Pull out every line with the word "rear" from the entries below.

# DATA SHOWN

++++++

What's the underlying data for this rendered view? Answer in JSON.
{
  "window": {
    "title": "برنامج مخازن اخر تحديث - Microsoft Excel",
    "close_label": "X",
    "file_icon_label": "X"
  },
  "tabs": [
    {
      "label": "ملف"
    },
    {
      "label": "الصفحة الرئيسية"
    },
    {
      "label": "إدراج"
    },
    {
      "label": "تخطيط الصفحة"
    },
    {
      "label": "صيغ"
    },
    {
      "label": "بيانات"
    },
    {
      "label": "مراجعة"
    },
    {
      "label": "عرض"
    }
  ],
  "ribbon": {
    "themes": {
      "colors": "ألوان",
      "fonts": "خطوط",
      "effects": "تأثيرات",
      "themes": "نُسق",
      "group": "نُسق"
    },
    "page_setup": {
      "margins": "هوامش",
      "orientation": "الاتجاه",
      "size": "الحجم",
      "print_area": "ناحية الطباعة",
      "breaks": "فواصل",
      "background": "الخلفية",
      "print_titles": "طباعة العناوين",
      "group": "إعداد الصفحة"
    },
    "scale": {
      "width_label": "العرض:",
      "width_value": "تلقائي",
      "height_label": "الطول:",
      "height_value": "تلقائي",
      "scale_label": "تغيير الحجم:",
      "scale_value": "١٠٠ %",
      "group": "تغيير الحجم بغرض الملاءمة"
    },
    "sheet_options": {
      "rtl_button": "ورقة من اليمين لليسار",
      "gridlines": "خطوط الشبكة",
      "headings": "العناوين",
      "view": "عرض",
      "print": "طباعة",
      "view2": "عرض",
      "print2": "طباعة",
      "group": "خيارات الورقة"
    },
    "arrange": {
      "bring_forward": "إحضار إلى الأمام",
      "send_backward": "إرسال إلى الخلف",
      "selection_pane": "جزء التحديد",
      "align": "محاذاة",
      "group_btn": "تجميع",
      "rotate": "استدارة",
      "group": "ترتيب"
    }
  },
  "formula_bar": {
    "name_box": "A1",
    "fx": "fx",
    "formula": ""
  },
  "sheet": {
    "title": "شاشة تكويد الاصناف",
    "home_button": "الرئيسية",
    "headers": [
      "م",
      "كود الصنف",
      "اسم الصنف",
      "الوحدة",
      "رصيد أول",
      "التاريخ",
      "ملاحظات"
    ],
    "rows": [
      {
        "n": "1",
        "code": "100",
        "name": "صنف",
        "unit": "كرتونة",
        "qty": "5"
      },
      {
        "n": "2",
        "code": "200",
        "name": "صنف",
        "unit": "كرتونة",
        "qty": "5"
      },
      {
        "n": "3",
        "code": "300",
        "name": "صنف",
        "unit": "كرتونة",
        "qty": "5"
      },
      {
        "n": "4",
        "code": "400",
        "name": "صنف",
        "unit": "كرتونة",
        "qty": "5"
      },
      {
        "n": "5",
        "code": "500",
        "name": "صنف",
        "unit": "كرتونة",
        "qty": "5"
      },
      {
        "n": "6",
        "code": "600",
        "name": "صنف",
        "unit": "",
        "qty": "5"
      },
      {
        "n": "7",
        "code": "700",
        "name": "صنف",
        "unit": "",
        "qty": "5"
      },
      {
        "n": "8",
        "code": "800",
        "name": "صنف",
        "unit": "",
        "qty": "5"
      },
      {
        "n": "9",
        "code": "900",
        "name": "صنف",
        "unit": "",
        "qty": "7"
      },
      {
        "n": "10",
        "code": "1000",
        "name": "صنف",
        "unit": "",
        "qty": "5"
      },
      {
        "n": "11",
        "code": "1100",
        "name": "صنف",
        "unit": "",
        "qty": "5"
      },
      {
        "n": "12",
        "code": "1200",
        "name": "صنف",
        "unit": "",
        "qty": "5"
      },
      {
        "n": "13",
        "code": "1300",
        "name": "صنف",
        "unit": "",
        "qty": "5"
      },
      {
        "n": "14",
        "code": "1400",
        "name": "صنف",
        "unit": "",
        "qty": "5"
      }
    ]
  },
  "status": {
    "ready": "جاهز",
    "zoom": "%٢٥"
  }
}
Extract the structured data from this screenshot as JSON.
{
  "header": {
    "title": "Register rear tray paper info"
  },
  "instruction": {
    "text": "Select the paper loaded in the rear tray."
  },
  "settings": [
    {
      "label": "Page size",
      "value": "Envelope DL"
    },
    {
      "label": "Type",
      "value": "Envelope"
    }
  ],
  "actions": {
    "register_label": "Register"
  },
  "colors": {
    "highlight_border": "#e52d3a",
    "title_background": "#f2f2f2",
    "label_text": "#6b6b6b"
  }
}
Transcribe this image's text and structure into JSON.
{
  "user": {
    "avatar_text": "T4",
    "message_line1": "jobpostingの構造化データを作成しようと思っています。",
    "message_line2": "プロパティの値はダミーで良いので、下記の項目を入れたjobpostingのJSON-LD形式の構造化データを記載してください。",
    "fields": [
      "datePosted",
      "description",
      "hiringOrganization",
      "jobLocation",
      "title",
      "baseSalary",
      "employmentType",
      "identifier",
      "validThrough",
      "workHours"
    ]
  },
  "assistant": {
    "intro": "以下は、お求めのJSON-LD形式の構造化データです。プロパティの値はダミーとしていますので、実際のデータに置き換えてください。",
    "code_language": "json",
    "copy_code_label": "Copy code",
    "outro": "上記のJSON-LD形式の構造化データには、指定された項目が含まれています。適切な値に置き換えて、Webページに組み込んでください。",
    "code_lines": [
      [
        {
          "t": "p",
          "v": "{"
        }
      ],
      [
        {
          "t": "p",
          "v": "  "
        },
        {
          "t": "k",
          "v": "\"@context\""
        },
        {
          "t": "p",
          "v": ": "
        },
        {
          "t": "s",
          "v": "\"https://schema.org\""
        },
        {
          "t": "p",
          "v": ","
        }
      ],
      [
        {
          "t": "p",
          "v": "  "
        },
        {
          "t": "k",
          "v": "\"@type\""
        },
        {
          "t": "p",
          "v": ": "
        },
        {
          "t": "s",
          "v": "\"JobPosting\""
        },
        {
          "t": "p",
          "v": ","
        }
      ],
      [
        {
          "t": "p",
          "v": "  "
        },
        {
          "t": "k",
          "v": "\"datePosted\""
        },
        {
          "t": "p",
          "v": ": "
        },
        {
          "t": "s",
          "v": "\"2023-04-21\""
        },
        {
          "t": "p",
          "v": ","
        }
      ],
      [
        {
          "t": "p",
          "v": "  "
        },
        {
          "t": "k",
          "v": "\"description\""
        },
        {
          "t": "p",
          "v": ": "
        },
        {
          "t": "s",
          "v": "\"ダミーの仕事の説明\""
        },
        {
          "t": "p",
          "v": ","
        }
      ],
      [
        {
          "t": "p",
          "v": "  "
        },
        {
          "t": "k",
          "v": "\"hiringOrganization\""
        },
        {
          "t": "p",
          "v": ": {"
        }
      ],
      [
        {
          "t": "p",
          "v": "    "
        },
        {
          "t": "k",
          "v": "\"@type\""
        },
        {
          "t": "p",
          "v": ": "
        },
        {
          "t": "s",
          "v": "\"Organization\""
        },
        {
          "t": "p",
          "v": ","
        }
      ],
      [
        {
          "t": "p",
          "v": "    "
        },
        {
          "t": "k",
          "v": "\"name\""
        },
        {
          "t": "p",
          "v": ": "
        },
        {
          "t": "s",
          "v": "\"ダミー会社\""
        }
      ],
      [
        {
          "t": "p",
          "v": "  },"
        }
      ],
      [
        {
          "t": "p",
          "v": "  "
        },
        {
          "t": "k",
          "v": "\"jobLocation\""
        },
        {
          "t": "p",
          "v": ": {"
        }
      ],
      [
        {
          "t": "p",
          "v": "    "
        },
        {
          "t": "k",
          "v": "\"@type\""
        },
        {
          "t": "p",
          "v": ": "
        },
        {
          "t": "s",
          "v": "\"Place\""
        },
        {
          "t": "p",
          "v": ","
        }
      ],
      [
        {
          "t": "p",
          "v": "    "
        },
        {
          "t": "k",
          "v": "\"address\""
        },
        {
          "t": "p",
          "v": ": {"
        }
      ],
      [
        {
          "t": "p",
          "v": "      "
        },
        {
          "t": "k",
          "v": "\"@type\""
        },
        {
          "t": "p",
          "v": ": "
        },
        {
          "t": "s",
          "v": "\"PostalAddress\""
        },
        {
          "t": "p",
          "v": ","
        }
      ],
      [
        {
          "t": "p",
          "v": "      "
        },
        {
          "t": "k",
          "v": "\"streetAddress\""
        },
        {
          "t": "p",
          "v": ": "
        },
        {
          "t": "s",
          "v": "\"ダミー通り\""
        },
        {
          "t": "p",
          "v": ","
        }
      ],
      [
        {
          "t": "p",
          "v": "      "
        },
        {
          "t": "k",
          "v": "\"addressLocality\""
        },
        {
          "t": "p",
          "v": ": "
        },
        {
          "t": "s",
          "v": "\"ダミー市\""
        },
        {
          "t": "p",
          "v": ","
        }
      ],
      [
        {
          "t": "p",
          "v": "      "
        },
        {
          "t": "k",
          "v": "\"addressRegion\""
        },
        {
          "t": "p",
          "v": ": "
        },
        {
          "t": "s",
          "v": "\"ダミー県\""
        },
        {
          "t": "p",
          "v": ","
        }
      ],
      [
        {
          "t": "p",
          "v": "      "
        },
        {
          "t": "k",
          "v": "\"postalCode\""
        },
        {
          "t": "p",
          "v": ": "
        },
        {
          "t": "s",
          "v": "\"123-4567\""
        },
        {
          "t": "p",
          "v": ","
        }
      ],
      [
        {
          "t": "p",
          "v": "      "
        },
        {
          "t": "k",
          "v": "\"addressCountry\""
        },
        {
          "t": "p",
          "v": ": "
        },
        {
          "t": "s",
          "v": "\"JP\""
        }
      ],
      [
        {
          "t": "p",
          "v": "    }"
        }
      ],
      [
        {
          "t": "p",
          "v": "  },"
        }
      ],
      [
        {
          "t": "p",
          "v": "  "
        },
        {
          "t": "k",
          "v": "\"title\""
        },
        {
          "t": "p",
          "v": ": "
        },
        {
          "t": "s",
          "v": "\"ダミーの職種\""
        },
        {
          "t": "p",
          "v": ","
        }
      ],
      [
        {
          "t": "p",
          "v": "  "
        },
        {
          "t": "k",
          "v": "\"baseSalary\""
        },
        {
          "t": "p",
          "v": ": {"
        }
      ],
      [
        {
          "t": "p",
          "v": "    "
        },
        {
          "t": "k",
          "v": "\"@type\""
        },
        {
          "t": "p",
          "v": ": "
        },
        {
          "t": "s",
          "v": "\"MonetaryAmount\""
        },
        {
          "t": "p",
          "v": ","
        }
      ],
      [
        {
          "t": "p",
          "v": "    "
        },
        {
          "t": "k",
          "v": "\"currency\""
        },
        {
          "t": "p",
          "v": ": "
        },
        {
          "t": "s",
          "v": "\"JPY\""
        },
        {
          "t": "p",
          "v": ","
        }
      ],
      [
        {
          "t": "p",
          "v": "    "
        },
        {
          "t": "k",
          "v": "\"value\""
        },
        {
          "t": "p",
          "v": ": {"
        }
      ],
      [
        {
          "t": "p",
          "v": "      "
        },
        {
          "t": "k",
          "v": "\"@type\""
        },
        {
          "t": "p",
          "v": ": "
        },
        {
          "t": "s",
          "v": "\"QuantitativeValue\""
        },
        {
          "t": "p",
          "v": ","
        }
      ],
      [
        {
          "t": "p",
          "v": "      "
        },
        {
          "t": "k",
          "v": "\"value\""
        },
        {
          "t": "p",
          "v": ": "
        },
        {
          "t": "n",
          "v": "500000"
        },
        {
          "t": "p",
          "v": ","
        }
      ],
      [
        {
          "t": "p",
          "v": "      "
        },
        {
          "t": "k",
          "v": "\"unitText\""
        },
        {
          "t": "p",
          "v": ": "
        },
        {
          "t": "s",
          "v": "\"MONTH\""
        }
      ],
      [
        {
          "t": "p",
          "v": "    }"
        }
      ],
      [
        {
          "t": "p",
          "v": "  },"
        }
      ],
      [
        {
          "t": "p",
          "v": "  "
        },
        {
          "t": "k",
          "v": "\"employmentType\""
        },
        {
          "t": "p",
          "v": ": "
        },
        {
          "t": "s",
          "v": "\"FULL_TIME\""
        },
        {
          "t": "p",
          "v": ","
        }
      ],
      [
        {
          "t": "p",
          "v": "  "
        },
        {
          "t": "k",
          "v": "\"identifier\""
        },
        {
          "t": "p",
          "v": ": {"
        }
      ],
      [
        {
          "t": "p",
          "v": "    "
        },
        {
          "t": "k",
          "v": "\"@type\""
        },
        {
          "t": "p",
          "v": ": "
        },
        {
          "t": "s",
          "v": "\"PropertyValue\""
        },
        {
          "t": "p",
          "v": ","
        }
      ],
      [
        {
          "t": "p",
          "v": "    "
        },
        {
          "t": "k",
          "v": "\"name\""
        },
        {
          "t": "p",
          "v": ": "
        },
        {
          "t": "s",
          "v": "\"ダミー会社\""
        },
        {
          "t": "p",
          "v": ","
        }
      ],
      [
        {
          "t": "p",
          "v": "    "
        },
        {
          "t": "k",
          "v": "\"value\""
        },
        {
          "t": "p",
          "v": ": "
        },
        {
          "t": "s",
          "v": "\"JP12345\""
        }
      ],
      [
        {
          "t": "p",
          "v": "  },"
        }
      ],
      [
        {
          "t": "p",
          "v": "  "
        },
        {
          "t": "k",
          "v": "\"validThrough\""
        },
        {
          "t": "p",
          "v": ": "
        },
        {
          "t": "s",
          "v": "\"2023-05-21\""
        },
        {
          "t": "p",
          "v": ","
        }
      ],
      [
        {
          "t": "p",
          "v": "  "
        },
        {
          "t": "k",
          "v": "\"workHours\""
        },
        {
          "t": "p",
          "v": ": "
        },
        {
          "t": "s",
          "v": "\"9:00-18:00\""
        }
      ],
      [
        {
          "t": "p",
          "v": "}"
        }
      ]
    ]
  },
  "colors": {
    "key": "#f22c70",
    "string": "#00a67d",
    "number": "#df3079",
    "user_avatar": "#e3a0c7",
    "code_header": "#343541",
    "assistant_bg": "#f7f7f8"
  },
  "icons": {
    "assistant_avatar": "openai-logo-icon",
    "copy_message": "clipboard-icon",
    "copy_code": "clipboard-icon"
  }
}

++++++

# EXERCISE RESULT
    "title": "Register rear tray paper info"
    "text": "Select the paper loaded in the rear tray."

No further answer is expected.